• What to work on
Gather up the lines that contain "représentée".

[Stored items]
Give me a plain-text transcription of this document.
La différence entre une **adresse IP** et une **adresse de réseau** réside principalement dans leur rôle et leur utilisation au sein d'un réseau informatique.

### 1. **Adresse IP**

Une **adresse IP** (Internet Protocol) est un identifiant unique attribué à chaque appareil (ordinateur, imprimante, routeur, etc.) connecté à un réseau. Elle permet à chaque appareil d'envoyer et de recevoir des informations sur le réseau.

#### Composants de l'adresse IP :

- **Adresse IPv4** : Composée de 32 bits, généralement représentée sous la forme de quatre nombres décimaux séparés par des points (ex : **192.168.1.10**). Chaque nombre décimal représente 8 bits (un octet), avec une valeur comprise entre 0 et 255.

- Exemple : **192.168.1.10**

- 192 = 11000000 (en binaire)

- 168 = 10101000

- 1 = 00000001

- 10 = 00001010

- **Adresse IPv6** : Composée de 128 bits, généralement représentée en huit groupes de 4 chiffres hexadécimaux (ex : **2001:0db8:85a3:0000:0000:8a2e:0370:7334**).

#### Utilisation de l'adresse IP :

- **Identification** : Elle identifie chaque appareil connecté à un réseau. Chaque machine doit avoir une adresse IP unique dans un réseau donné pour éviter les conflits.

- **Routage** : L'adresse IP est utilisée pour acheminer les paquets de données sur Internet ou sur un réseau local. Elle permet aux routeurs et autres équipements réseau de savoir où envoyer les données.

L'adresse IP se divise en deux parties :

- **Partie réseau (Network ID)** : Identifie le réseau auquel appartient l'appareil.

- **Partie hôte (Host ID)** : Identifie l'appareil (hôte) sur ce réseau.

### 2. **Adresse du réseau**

• Written response
- **Adresse IPv4** : Composée de 32 bits, généralement représentée sous la forme de quatre nombres décimaux séparés par des points (ex : **192.168.1.10**). Chaque nombre décimal représente 8 bits (un octet), avec une valeur comprise entre 0 et 255.
- **Adresse IPv6** : Composée de 128 bits, généralement représentée en huit groupes de 4 chiffres hexadécimaux (ex : **2001:0db8:85a3:0000:0000:8a2e:0370:7334**).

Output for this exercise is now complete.